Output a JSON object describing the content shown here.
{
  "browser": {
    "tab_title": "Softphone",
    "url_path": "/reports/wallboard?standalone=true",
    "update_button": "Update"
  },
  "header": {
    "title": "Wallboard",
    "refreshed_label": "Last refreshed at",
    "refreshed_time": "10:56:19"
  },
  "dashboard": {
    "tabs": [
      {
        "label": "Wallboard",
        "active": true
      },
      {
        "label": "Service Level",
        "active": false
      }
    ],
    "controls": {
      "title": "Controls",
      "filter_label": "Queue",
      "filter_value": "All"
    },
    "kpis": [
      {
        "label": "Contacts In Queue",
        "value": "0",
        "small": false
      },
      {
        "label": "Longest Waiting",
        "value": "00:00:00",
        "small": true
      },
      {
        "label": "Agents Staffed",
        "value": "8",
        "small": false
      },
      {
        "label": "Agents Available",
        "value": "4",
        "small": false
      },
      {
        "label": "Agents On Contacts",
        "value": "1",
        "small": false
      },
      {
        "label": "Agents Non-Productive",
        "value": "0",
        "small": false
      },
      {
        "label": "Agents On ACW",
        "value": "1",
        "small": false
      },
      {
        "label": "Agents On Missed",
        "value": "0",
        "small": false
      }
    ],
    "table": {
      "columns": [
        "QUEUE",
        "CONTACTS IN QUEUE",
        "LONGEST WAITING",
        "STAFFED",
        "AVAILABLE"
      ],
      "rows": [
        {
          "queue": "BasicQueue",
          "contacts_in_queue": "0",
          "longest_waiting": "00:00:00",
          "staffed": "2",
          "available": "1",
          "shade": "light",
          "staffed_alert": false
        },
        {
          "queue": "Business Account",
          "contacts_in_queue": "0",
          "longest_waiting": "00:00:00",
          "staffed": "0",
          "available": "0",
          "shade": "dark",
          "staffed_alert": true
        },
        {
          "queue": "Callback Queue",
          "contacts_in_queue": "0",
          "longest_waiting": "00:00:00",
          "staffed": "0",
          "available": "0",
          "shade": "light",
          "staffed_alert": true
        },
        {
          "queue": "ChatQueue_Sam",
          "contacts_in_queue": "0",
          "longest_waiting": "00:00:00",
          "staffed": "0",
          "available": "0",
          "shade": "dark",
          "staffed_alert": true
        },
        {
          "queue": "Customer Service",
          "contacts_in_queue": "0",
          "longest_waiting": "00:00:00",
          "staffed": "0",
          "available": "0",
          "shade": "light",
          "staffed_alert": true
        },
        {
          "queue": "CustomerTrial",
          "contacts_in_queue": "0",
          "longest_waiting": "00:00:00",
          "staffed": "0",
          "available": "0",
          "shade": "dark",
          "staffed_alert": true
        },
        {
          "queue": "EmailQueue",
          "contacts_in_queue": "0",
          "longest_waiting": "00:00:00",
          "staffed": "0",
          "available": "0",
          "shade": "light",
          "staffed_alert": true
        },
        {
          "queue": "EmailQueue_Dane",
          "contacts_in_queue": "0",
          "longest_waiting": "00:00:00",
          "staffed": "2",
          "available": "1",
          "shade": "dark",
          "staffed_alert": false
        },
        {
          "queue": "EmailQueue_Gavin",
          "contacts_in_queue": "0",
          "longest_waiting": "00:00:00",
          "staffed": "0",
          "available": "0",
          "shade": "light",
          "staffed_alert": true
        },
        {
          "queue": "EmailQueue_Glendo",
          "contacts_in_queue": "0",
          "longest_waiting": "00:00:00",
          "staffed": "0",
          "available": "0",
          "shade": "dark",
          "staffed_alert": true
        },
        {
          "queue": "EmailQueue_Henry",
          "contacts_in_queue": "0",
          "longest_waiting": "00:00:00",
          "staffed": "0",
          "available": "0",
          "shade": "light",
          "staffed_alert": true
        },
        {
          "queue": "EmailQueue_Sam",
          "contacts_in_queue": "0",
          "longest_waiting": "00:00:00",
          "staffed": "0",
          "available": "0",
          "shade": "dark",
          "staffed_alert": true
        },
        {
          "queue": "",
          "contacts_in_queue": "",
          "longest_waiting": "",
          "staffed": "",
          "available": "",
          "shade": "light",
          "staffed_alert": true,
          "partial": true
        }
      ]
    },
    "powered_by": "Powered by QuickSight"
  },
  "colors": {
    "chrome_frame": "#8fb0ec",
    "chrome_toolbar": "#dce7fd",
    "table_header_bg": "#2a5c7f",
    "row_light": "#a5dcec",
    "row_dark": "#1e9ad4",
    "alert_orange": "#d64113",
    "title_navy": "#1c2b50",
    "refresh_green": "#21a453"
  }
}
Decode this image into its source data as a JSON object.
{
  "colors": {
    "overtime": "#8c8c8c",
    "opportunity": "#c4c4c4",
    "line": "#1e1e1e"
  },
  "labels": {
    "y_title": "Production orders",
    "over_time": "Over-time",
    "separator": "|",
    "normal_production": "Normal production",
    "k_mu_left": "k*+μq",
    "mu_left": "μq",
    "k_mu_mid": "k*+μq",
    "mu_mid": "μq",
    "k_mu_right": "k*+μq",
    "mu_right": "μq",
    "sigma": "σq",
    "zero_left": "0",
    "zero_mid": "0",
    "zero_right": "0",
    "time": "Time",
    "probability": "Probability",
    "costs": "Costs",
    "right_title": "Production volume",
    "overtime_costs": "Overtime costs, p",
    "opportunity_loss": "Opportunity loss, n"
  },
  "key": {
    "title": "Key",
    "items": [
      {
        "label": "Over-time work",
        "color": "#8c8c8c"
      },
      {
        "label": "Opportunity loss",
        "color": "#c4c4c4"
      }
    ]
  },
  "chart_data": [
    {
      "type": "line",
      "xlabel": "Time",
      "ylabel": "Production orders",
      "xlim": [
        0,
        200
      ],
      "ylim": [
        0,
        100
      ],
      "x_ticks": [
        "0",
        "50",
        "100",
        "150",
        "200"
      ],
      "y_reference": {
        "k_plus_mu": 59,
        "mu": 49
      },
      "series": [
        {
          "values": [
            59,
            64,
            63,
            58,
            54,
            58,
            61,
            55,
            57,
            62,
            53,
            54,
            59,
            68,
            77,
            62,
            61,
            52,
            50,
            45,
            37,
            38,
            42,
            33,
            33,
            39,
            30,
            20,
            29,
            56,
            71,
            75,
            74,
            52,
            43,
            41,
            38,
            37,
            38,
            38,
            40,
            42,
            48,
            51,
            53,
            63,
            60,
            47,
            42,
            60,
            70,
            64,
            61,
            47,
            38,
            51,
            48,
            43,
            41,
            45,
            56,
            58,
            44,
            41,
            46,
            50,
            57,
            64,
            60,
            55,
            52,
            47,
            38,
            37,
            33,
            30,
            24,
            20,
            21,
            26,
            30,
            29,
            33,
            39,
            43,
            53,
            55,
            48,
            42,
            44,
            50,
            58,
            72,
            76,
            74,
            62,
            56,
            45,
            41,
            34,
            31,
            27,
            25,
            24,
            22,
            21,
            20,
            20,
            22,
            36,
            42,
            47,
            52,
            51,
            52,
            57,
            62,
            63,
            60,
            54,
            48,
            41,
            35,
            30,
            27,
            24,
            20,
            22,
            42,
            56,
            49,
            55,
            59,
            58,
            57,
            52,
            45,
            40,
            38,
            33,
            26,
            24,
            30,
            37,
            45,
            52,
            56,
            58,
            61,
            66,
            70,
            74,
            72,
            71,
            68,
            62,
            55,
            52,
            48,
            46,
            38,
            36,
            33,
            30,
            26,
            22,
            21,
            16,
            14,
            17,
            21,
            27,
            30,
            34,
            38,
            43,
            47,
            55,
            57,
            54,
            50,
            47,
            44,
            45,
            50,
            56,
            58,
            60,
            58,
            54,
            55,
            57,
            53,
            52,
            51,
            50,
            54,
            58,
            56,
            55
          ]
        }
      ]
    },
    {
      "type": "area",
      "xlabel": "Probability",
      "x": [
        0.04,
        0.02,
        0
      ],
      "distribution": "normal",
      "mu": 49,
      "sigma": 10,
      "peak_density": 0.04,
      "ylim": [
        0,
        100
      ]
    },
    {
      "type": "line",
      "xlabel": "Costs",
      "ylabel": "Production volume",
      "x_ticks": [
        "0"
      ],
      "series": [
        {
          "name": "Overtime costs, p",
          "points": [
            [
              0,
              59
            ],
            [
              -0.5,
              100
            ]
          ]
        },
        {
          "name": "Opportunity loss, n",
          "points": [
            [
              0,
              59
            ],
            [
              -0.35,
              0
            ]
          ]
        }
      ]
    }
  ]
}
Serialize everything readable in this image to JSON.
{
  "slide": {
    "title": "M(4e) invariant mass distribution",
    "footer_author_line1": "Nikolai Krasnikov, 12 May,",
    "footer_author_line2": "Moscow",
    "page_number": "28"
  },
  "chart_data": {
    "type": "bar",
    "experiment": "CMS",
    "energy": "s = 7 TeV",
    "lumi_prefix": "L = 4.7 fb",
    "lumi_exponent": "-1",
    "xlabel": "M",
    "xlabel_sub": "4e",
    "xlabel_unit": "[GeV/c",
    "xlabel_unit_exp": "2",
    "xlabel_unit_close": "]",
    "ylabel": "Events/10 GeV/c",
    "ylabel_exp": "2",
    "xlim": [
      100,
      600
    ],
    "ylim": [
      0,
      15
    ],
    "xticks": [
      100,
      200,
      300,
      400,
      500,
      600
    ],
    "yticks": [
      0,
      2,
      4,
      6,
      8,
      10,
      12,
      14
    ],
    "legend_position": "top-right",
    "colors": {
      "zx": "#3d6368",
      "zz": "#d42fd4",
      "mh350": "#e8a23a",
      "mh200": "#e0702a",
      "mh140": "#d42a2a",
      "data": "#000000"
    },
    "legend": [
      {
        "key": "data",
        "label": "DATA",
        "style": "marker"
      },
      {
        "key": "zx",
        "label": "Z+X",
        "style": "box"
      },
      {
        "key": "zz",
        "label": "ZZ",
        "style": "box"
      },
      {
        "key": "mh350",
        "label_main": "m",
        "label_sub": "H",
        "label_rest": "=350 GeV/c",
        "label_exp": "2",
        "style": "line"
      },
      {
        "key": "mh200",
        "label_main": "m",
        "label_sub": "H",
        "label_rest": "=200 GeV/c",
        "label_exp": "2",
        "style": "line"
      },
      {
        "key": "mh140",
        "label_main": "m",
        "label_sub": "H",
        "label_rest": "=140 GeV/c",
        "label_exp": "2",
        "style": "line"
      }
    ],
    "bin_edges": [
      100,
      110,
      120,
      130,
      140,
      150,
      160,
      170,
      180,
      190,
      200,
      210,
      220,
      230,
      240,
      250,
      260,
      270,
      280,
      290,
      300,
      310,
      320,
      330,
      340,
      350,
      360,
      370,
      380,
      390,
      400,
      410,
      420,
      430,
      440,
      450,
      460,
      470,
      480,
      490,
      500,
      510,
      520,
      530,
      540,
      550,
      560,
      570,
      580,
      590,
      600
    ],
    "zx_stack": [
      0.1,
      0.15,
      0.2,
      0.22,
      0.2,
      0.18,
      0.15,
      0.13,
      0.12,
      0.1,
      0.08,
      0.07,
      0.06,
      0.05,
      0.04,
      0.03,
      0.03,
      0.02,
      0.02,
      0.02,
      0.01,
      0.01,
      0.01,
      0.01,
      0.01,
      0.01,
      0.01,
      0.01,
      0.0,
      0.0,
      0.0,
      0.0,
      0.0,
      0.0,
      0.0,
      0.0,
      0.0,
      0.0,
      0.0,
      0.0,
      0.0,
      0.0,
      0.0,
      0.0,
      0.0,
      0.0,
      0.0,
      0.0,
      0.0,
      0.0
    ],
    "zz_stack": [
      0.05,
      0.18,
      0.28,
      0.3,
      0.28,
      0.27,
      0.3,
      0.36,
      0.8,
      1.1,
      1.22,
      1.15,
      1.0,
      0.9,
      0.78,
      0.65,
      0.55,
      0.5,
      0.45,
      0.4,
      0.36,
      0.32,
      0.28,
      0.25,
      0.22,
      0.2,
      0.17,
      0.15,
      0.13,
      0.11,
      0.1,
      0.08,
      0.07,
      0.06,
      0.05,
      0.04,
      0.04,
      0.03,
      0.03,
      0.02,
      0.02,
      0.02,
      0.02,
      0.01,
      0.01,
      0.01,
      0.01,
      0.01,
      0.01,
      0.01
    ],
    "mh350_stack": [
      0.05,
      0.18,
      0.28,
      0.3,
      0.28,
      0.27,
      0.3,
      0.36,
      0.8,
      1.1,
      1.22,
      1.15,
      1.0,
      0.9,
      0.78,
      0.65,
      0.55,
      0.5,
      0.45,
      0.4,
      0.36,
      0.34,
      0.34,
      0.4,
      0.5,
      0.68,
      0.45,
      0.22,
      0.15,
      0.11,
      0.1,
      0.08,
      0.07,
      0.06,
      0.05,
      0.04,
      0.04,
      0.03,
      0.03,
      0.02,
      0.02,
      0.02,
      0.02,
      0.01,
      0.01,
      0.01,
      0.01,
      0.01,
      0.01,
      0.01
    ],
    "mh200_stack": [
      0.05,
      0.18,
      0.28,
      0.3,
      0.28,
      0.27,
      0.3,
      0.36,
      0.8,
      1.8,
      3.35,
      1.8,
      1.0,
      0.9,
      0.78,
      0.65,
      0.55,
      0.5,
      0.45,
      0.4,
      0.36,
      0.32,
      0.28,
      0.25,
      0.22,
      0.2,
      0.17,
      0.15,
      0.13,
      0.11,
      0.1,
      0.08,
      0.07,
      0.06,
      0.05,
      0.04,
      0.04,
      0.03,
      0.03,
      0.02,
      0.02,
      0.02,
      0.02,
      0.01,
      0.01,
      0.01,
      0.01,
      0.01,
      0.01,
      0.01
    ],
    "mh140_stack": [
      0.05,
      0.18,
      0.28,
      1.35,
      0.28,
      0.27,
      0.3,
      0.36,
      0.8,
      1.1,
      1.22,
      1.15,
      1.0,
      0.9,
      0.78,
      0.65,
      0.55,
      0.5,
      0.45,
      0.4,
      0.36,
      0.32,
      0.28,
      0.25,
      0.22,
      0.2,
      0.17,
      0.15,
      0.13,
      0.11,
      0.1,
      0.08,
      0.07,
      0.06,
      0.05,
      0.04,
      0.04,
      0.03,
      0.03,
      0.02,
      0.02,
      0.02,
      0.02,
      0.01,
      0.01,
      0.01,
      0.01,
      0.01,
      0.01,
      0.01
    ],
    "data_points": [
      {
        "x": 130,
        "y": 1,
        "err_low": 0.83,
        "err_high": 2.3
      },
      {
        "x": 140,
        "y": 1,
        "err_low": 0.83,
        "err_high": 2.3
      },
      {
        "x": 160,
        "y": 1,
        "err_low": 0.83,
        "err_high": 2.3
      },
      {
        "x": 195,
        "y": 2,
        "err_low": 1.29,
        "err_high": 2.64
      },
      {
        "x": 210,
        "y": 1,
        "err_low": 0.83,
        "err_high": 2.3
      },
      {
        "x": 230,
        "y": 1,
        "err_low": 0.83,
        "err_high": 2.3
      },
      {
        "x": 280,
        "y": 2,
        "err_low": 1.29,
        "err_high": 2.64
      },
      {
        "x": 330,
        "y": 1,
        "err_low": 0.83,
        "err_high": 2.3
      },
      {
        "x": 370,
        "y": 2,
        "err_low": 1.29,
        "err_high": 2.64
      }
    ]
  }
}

☆ ☆ ☆ ☆

- **TASK PROMPT**
Identify the lines of the data that contain the word "this". Copy each of them.

- **SOLUTION**
Decode this image into its source data as a JSON object.
Serialize everything readable in this image to JSON.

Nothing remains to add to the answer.